### 本文
====
岩木在来種
岩木在来種は、醤油漬けも美味しいです
岩木在来種とは、青森県の岩木町で栽培されていた在来種のニンニクです。
青森といえば、今では福地ホワイト六片がとても有名になっていますが、
元は同じようにそれぞれの地方で育てられていた在来種でした。
岩木在来種は、もともと各家庭で薬用に育てられていた経緯があり、
生産量は多くありませんでした。
今でも生産量は多くなく、市場に出回ることは少ない品種です。
[岩木在来種]
■岩木在来種の特徴
・色・形
見た目はホワイト六片ととてもよく似ています。
暖地系の品種に比べると少し大きめで、
ホワイト六片と同じか少し小さいくらいまで育ちます。
皮も白いので、見た目だけではホワイト六片とほとんど変わりません。
鱗片の数も、暖地系のものほど数が増えないので、
鱗片1つが小さくて皮が剥きずらいということもありません。
鱗片の皮を剥いた中も真っ白です。
・香りと味
岩木在来種は、ニンニク特有の香りと味が強く、とてもパンチがあります。
ホワイト六片は甘みも強いですが、
岩木在来種はホワイト六片ほどの甘みがなく、キリッとした辛みと強い香りで、
ニンニク好きの人も満足できる味わいです。
ニンニクの香りと味が強いため、ニンニクの香りをつけたい時にはぴったりです。
生のまま薬味として使うこともできますし、
スライスやみじん切りにして、パスタなどの香り付けにも使えます。
また、香りが強いことから、醤油漬けやみそ漬けなどにして、
調味料として使うこともできます。
■岩木在来種の栽培のコツ
基本的な栽培方法は、標準的なニンニクと同じです。
====
### 設問
a: 本文によれば、岩木在来種の鱗片の皮が剥きにくくないのはなぜか。一～三文で説明せよ。
b: 岩木在来種のニンニクを扱った本文を、最後の文の後から引き継いで書き進めよ。
提供資料は、本文とは別個の資料である。

### 提供資料
====
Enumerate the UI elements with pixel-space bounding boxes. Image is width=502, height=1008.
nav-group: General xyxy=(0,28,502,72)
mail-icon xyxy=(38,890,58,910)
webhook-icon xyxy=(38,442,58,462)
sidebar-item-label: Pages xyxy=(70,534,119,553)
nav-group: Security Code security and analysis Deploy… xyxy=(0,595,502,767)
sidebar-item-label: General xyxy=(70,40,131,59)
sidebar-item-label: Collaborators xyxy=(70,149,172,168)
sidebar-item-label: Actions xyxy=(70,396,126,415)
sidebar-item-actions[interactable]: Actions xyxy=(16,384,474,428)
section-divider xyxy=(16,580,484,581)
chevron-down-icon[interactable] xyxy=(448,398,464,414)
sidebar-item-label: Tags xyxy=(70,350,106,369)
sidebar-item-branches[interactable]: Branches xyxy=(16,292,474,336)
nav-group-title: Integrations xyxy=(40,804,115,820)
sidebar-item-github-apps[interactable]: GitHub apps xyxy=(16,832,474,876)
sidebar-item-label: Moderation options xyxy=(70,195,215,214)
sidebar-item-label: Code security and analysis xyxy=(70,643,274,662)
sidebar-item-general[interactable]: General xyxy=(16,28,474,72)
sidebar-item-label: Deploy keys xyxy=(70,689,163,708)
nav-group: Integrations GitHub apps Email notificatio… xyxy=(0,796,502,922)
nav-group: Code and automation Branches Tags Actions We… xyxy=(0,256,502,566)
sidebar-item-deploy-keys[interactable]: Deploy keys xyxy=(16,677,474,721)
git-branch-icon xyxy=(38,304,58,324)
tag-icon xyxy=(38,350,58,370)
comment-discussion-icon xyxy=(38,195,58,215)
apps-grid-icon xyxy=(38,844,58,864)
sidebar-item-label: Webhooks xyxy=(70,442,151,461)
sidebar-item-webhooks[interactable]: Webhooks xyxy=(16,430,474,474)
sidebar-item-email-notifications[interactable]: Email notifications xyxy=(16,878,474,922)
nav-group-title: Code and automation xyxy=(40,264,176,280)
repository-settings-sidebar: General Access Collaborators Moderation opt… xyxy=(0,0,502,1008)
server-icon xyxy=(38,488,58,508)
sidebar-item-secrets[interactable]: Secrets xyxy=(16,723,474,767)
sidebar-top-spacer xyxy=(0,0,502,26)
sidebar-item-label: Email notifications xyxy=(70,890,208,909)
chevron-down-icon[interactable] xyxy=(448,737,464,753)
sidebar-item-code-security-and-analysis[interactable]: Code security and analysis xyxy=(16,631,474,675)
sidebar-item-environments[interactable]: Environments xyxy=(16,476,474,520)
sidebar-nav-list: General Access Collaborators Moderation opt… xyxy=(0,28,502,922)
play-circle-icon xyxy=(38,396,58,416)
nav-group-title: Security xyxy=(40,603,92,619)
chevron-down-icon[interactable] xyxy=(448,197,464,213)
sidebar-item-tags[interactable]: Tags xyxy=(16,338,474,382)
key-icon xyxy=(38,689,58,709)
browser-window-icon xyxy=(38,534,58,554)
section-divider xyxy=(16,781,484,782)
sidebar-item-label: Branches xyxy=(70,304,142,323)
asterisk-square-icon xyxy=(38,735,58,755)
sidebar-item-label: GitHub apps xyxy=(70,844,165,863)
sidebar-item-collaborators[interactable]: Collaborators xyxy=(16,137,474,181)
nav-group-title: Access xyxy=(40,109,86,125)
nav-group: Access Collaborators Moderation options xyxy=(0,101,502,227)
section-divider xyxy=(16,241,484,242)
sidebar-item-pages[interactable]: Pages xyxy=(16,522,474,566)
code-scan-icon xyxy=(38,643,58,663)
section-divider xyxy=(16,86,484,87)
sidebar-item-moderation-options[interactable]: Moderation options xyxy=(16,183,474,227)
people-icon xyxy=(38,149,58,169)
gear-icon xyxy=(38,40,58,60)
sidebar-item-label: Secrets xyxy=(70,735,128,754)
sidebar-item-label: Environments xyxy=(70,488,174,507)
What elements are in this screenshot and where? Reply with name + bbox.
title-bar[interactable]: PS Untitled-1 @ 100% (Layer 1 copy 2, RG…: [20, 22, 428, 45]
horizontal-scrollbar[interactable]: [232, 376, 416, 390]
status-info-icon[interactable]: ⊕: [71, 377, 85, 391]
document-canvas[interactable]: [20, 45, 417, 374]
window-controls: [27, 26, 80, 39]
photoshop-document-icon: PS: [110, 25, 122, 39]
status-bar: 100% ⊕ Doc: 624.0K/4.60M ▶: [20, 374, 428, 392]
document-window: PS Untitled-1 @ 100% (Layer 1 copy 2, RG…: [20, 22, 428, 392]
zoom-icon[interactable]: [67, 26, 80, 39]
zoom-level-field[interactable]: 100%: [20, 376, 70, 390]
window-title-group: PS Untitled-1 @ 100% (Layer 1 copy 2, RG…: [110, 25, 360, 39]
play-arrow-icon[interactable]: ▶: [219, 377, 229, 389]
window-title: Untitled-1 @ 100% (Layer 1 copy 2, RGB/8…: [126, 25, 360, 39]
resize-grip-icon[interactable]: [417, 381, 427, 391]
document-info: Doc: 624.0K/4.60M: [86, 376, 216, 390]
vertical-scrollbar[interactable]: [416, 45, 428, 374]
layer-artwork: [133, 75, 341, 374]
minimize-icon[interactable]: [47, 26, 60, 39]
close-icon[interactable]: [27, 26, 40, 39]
====
### 解答
a: 岩木在来種は暖地系の品種ほど鱗片の数が増えないので、鱗片一つひとつが小さくならない。そのため、皮が剥きにくいということがない。

b:
球ニンニクとしてはもちろん、葉ニンニクとしても育てることができます。
ただ、トウ立ちしても花茎が伸びないため、
茎ニンニク(ニンニクの芽)としての栽培には向きません。
葉ニンニクも香りが存分に楽しめますが、
やはり味と香りを最大限に楽しもうと思うのなら、
球ニンニクとして栽培するのがお勧めです。
種球はほとんど流通していないため、
岩木在来種を栽培している方から分けていただくのが確実です。
もともと岩木で育てられていた品種のため、寒冷地向きの品種となります。
■参考
・ニンニク 地植えの栽培
・ニンニク プランターの栽培
・ジャンボニンニクの栽培
・ニンニクの芽 栽培
・行者ニンニク 栽培
遠州極早生
遠州極早生は、12個くらいの鱗片が入っています
遠州極早生という品種のニンニクは馴染みがない少ないかもしれません。
中国から遠州極早生の系統のニンニクが輸入されていたり、
千葉や静岡で栽培されているため、比較的目にする機会の多い品種です。
スーパーなどで売られているニンニクは、品種が記載されないことが多く、
実際には、見てはいるけれど名前を知らないのかもしれません。
遠州極早生という品種は、どのようなニンニクなのかをご紹介します。
[遠州極早生]
■遠州極早生の特徴
・色・形
見た目は一般的なニンニクの形をしています。
ホワイト六片などと比べると、球自体の大きさがやや小さいです。
球の重さはだいたい50g前後ですが、
その中に12個くらいの鱗片が入っているため、鱗片の大きさは小さい部類です。
沖縄で栽培されている島ニンニクや、沖縄早生と同じように、
球が小ぶりで鱗片も小さい品種です。
皮の色は、白っぽい色をしていますが、
ホワイト六片などと比べると、少し色がついているのが分かります。
よく見ると、白というより黄色や薄い褐色をしていますが、
皮を剥いた鱗片の中身は真っ白です。
・香りと味
見た目が小さく、島ニンニクと似ていますが、味や香りは全く違います。
島ニンニクほどの強い香りや辛みはなく、どちらかというとマイルドです。
ジャンボニンニクほど香りが少ないというわけではありませんが、
ホワイト六片など、味も香りも濃厚な品種と比べると、
遠州極早生はあっさりしています。
どちらかというと、ニンニク単体で食べるような丸揚げや焼きニンニクよりも、
スライスや刻み、おろしなどにして料理に使う方が合っています。
刺激は少ないですが、生で薬味として食べることもできます。
あまりニンニクの辛みや香りが得意でない人にお勧めです。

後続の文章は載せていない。